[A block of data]

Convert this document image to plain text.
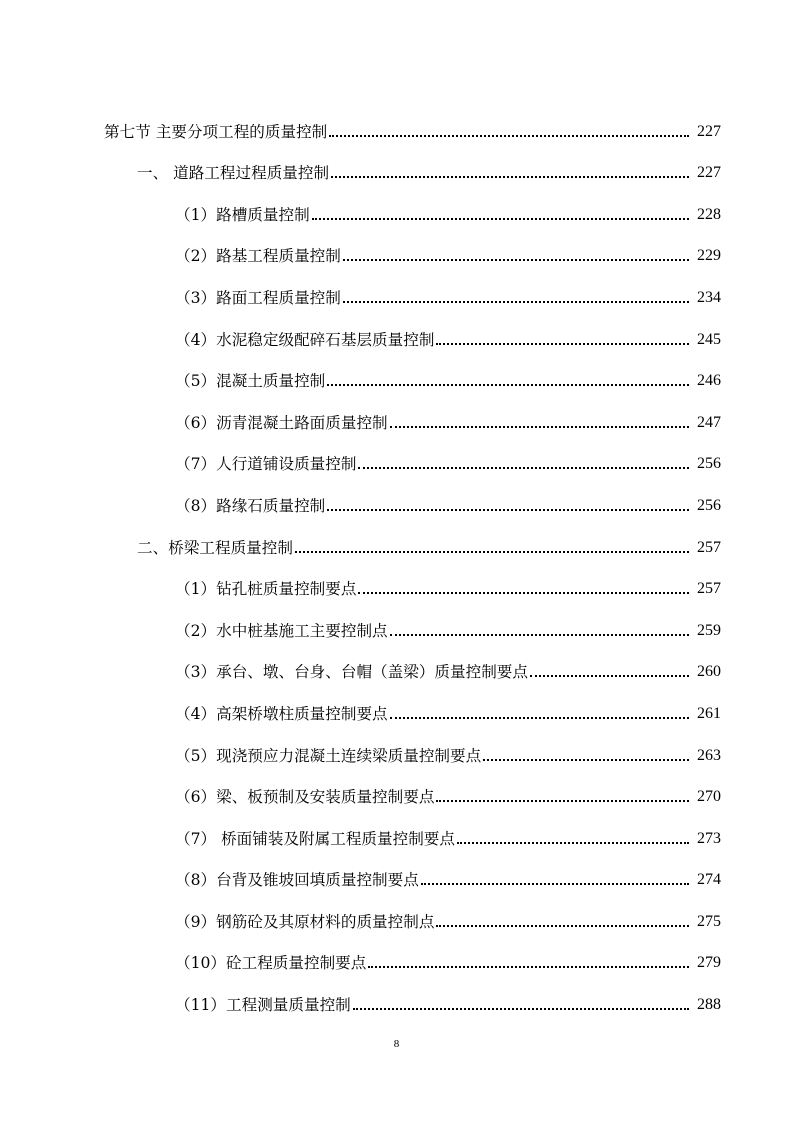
第七节 主要分项工程的质量控制	227
一、 道路工程过程质量控制	227
（1）路槽质量控制	228
（2）路基工程质量控制	229
（3）路面工程质量控制	234
（4）水泥稳定级配碎石基层质量控制	245
（5）混凝土质量控制	246
（6）沥青混凝土路面质量控制	247
（7）人行道铺设质量控制	256
（8）路缘石质量控制	256
二、桥梁工程质量控制	257
（1）钻孔桩质量控制要点	257
（2）水中桩基施工主要控制点	259
（3）承台、墩、台身、台帽（盖梁）质量控制要点	260
（4）高架桥墩柱质量控制要点	261
（5）现浇预应力混凝土连续梁质量控制要点	263
（6）梁、板预制及安装质量控制要点	270
（7） 桥面铺装及附属工程质量控制要点	273
（8）台背及锥坡回填质量控制要点	274
（9）钢筋砼及其原材料的质量控制点	275
（10）砼工程质量控制要点	279
（11）工程测量质量控制	288
8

WHAT THE EXERCISE ASKS
Reproduce all the records verbatim, excluding images.

PROBLEM SOLUTION
Convert this document image to plain text.
第七节 主要分项工程的质量控制	227
一、 道路工程过程质量控制	227
（1）路槽质量控制	228
（2）路基工程质量控制	229
（3）路面工程质量控制	234
（4）水泥稳定级配碎石基层质量控制	245
（5）混凝土质量控制	246
（6）沥青混凝土路面质量控制	247
（7）人行道铺设质量控制	256
（8）路缘石质量控制	256
二、桥梁工程质量控制	257
（1）钻孔桩质量控制要点	257
（2）水中桩基施工主要控制点	259
（3）承台、墩、台身、台帽（盖梁）质量控制要点	260
（4）高架桥墩柱质量控制要点	261
（5）现浇预应力混凝土连续梁质量控制要点	263
（6）梁、板预制及安装质量控制要点	270
（7） 桥面铺装及附属工程质量控制要点	273
（8）台背及锥坡回填质量控制要点	274
（9）钢筋砼及其原材料的质量控制点	275
（10）砼工程质量控制要点	279
（11）工程测量质量控制	288
8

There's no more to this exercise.